From the listing below, extract every line containing "JSON".

### Task input
*****
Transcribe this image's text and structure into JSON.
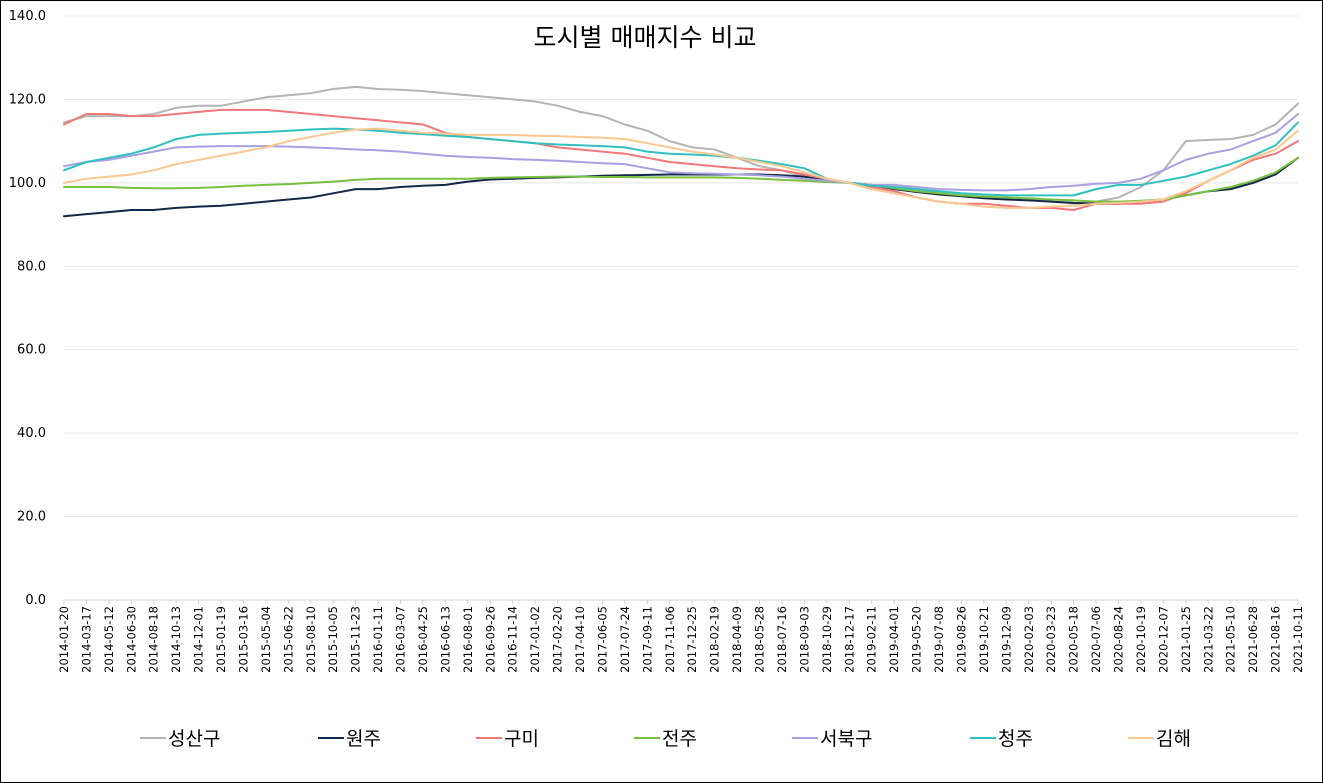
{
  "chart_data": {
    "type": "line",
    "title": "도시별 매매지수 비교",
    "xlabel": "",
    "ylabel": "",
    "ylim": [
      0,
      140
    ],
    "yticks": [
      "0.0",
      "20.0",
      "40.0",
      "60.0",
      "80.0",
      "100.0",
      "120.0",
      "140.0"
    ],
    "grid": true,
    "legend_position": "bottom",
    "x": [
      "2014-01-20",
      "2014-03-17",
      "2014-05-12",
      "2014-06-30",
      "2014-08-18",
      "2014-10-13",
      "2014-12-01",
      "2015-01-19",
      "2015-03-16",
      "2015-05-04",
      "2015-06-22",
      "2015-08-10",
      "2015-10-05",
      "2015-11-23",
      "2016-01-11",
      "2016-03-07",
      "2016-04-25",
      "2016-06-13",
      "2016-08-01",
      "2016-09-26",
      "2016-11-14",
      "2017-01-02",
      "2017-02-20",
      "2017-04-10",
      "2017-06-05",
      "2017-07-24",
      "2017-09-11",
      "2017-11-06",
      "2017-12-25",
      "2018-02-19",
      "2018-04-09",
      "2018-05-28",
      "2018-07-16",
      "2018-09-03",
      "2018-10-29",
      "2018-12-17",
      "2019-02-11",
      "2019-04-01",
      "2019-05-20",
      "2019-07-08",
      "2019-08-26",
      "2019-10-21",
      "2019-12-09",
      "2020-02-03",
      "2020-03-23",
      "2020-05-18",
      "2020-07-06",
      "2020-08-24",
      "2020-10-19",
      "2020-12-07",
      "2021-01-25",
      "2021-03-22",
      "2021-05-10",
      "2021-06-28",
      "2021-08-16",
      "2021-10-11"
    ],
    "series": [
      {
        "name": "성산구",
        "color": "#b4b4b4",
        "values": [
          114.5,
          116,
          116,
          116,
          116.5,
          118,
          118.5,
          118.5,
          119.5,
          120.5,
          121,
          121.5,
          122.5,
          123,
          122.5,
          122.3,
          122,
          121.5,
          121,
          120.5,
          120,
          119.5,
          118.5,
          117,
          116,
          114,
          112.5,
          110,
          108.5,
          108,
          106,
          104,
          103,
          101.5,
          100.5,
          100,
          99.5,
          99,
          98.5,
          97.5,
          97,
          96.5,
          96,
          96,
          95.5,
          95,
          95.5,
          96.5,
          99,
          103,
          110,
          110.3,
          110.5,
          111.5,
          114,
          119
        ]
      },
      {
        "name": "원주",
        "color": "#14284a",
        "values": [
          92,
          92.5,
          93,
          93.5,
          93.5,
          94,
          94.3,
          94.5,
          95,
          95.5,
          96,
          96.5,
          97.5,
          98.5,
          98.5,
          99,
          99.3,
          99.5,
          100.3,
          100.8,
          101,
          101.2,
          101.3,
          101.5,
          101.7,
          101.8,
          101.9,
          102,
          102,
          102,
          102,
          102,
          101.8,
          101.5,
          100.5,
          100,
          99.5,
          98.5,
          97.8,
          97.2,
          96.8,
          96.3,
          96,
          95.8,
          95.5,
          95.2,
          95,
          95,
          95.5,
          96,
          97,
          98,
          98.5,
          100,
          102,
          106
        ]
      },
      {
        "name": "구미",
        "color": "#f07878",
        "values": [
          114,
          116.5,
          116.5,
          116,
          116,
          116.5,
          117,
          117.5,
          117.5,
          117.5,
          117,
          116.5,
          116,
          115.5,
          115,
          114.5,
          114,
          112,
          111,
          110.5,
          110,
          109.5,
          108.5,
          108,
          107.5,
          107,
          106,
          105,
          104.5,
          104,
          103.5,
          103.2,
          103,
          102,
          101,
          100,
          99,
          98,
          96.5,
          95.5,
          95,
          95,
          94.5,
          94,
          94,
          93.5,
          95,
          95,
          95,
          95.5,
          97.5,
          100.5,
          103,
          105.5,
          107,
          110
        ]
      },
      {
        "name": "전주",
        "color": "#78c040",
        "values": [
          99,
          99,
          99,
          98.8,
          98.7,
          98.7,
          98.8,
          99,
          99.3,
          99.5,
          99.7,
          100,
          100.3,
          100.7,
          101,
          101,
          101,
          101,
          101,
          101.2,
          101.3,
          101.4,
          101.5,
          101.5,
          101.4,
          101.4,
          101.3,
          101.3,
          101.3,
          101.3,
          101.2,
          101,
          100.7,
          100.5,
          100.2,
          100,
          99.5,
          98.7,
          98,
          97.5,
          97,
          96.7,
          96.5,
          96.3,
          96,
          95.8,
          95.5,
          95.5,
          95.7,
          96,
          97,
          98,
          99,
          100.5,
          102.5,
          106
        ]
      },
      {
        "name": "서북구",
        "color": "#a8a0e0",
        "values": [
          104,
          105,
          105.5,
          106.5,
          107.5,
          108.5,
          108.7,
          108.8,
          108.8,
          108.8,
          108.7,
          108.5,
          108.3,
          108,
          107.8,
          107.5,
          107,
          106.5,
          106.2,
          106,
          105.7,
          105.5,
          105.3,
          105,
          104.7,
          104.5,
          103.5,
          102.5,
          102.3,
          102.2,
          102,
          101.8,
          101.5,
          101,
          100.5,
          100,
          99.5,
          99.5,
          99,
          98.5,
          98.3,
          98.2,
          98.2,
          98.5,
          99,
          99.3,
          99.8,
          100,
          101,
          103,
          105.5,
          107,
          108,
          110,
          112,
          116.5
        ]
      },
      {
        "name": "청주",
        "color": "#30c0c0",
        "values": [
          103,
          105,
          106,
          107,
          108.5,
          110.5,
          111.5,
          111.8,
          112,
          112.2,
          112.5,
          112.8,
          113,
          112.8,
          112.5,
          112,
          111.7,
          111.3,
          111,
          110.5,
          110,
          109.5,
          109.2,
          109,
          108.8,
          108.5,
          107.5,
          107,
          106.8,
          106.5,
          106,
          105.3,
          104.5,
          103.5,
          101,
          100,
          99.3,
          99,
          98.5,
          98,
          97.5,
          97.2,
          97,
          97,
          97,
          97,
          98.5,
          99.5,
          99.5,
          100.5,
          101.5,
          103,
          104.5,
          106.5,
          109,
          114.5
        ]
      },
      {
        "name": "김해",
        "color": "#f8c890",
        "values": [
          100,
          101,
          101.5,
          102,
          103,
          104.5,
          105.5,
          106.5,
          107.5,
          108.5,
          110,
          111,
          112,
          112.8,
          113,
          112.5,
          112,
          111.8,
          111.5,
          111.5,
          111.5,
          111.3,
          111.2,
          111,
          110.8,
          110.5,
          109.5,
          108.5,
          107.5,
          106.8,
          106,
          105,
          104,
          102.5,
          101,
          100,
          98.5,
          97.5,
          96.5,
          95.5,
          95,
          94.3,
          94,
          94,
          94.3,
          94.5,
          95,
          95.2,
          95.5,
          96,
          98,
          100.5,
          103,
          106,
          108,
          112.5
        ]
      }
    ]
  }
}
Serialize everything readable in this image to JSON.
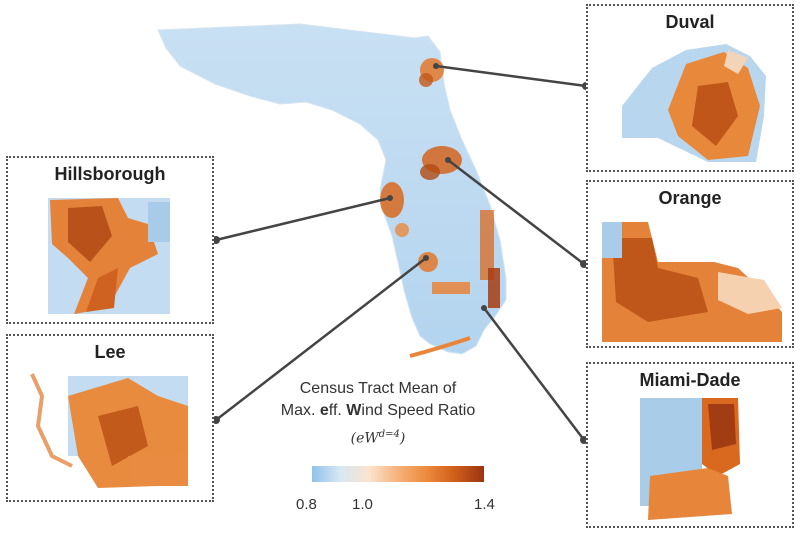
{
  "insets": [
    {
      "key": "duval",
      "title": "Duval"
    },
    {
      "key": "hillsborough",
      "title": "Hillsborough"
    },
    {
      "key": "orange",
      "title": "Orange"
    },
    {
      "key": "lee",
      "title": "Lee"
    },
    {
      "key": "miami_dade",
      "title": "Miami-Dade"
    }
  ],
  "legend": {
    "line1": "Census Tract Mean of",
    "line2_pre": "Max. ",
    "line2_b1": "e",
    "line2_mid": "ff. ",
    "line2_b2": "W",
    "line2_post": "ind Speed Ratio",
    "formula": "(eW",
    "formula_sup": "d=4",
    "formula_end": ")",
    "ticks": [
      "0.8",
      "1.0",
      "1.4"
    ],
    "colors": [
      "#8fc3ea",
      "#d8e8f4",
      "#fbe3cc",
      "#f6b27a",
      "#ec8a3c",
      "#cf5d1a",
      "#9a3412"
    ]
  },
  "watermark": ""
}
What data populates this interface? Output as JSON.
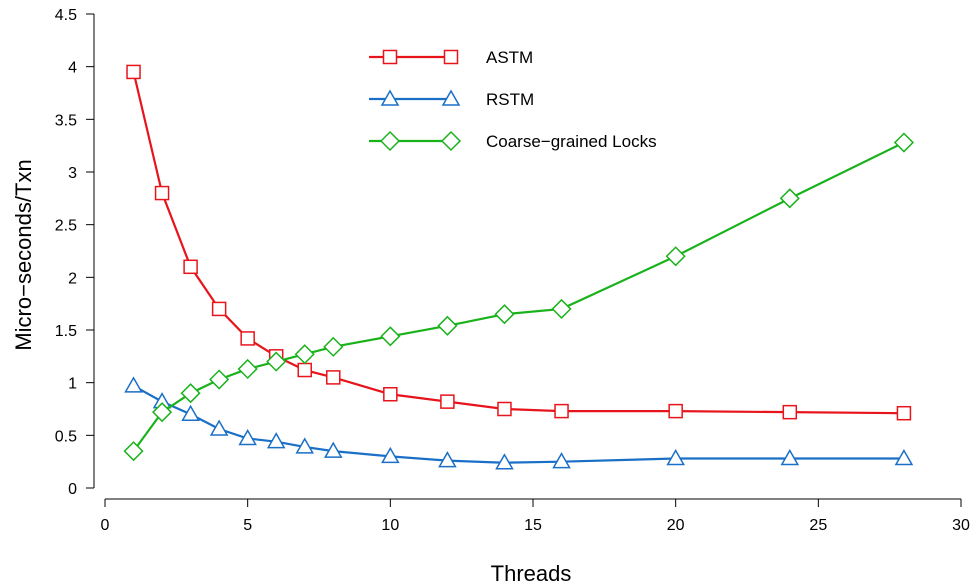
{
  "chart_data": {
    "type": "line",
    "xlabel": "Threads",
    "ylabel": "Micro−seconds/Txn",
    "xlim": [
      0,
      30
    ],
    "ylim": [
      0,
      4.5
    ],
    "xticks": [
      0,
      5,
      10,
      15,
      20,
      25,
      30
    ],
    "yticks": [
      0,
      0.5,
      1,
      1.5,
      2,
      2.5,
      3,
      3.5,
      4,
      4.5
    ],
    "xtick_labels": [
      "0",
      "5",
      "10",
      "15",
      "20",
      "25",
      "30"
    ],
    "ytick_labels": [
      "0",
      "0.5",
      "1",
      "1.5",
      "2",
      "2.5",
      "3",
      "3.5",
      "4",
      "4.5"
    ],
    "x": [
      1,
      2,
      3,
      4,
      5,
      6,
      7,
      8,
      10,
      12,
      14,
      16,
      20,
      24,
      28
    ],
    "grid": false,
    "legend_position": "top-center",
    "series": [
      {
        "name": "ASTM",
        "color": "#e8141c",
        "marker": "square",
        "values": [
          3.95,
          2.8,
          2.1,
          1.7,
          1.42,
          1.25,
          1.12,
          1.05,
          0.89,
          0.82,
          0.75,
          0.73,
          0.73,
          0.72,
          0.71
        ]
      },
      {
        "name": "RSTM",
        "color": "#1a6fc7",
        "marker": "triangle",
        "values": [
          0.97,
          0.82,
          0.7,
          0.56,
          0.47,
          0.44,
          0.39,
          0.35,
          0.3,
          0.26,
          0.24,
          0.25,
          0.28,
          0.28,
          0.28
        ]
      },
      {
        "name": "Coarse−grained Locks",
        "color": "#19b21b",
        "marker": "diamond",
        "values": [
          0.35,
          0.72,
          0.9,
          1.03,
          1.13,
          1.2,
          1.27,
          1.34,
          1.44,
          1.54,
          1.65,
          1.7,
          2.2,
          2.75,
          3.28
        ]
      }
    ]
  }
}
*****
### Task answer
Transcribe this image's text and structure into JSON.
Serialize everything readable in this image to JSON.
What data populates this interface? Output as JSON.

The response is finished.